»»

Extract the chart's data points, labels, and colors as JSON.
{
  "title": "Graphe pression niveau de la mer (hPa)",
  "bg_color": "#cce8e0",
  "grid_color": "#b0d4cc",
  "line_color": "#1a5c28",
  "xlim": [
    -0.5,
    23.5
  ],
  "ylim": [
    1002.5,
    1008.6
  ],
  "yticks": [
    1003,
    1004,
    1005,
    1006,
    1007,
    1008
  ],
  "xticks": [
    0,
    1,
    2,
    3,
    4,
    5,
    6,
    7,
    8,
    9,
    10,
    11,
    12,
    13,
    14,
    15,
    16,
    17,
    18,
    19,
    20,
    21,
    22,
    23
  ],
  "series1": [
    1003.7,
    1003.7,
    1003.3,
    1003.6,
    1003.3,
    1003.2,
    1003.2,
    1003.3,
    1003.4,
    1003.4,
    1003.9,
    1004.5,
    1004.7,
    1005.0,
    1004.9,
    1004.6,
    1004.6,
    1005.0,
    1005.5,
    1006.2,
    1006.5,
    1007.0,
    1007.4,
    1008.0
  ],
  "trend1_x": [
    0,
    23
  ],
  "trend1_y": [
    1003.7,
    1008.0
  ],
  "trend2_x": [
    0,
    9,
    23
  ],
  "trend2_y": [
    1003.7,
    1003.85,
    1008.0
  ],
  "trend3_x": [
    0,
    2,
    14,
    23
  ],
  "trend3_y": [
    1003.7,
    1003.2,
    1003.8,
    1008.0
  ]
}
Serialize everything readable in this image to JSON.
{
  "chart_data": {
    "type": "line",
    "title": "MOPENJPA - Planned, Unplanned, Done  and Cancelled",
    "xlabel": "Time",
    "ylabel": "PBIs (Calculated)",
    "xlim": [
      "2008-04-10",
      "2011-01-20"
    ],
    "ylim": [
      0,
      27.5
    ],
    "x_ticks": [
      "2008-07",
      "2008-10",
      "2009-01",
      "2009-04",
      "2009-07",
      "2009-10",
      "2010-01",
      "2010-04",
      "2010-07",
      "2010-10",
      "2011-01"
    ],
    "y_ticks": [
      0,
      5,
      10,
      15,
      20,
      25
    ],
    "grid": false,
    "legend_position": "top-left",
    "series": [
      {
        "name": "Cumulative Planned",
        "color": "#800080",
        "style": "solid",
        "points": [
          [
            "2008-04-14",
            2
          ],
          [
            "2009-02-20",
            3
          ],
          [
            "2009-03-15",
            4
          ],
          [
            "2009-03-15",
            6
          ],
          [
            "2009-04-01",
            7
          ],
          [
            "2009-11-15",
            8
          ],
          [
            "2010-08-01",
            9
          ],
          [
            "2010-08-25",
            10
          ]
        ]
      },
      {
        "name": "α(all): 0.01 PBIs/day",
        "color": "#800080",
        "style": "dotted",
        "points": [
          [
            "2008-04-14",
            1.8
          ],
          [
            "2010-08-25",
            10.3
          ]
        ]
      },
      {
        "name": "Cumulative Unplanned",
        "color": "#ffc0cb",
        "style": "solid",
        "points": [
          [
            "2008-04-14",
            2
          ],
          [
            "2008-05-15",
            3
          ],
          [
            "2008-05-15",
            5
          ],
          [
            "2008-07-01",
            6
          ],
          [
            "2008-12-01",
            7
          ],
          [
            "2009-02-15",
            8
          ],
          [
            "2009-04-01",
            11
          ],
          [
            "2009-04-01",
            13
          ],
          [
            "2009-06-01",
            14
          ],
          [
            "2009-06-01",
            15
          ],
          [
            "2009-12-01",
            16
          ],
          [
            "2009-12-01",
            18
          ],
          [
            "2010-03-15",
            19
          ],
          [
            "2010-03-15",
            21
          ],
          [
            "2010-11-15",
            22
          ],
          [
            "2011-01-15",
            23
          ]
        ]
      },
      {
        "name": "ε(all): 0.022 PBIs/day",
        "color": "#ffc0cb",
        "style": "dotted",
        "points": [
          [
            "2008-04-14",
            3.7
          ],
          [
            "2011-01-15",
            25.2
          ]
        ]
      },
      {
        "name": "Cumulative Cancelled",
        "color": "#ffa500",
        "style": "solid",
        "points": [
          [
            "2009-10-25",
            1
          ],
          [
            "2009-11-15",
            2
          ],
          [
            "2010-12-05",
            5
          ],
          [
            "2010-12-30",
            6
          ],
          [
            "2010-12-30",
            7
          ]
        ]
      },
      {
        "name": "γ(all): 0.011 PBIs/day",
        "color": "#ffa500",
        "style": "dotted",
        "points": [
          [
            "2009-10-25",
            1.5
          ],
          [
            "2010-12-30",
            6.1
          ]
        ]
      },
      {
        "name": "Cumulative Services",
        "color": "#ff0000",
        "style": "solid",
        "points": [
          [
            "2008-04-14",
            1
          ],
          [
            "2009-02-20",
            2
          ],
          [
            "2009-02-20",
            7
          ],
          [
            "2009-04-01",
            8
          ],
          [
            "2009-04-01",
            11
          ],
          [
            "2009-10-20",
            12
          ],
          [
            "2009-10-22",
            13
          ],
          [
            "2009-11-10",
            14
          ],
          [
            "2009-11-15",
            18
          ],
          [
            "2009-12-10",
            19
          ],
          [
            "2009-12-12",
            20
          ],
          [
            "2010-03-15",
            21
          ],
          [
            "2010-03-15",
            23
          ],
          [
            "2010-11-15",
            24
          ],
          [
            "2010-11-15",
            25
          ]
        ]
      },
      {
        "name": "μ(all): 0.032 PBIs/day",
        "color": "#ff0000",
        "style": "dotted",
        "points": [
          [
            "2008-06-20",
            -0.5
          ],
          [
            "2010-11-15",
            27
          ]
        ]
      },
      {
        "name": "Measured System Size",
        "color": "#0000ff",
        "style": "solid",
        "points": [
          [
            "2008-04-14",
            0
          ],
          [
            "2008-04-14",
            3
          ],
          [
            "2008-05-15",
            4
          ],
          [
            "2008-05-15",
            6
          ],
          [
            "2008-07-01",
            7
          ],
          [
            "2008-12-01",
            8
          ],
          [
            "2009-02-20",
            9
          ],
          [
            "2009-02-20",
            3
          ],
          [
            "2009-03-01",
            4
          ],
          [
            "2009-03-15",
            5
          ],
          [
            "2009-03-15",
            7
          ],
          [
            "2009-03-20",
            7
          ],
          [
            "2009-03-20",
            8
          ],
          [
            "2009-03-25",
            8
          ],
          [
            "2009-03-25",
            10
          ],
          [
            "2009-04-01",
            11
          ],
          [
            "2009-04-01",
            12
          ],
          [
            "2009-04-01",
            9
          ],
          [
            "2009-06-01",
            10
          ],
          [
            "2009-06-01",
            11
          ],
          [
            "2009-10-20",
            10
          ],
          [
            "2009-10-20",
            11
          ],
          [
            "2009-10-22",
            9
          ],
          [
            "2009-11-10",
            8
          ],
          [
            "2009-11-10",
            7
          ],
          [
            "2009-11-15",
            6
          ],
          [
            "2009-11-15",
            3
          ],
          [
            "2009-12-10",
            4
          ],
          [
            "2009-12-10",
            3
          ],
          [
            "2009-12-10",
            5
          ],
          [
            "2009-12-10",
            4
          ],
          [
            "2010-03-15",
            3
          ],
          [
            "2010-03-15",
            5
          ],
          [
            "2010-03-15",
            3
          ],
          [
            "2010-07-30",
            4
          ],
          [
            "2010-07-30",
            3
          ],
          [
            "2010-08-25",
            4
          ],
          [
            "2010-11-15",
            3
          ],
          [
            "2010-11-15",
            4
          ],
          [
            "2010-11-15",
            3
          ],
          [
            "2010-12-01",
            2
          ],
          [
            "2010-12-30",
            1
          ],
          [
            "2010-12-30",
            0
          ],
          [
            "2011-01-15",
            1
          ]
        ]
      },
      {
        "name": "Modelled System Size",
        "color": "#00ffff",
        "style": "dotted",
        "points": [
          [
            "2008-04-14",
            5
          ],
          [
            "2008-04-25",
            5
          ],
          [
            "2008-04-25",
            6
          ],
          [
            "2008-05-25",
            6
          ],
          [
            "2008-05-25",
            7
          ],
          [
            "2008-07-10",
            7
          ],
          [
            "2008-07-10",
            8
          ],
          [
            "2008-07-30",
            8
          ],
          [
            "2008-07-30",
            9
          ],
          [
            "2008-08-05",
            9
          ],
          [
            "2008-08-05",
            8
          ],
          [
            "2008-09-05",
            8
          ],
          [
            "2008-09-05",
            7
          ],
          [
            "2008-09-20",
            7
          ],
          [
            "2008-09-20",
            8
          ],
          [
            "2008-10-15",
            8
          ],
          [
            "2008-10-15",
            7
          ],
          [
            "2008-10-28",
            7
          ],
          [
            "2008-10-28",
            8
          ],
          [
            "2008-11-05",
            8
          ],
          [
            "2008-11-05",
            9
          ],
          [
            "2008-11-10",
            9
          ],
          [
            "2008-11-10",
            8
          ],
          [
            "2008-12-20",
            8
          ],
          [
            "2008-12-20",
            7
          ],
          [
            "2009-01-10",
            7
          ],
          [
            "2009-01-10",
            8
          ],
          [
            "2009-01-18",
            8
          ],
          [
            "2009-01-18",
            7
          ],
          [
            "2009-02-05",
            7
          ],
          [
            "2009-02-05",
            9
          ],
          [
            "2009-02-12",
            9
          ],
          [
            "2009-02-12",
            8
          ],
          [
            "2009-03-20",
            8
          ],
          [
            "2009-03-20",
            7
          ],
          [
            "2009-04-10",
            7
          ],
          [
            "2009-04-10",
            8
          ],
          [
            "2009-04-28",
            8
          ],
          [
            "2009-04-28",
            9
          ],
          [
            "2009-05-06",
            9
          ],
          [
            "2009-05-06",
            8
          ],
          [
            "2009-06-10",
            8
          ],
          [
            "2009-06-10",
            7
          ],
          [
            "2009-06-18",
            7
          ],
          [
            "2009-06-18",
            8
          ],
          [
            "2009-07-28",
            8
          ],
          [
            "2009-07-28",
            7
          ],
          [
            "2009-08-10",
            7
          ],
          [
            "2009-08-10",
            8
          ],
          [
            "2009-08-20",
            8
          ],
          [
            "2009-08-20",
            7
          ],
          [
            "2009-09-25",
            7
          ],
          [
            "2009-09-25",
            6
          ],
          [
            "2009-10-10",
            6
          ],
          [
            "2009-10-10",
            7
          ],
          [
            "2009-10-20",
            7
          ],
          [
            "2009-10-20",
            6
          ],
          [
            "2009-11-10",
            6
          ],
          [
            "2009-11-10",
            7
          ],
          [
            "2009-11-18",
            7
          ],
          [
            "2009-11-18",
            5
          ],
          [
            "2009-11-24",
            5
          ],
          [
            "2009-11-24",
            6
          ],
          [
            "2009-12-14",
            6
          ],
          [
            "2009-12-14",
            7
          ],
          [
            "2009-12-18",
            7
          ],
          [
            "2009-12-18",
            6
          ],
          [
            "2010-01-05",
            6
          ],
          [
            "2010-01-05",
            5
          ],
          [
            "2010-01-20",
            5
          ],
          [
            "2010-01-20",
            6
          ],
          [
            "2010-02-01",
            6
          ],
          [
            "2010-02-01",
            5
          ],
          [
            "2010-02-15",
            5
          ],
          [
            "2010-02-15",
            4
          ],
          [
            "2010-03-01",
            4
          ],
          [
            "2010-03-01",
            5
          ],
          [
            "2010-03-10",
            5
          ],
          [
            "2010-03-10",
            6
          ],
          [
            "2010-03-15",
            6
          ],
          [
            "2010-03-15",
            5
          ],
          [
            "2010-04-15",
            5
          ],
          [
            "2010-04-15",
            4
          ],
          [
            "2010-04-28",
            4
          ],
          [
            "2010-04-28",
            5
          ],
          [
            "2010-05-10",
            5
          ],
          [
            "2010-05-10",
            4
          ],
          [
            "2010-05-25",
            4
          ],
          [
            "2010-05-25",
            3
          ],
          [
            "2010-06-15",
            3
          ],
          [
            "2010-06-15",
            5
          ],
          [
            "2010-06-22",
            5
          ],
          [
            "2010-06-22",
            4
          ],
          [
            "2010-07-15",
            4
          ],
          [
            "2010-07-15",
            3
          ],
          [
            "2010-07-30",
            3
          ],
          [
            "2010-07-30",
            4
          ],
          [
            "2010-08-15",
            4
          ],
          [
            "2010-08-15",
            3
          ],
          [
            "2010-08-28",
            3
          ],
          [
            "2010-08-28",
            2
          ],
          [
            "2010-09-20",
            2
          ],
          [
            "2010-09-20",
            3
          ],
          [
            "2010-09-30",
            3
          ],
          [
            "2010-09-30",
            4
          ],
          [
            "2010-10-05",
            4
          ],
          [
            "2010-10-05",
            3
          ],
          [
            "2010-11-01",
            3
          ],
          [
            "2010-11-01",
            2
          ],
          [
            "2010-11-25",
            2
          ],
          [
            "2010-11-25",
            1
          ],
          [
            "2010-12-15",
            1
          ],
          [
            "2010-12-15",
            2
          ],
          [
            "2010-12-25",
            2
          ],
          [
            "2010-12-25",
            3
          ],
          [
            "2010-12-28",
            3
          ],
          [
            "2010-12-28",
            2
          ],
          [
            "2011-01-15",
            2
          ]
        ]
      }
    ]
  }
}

««

WHAT IS ASKED: Answer with one number only: how many lines above contain the word "Cumulative".

PROBLEM SOLUTION: 4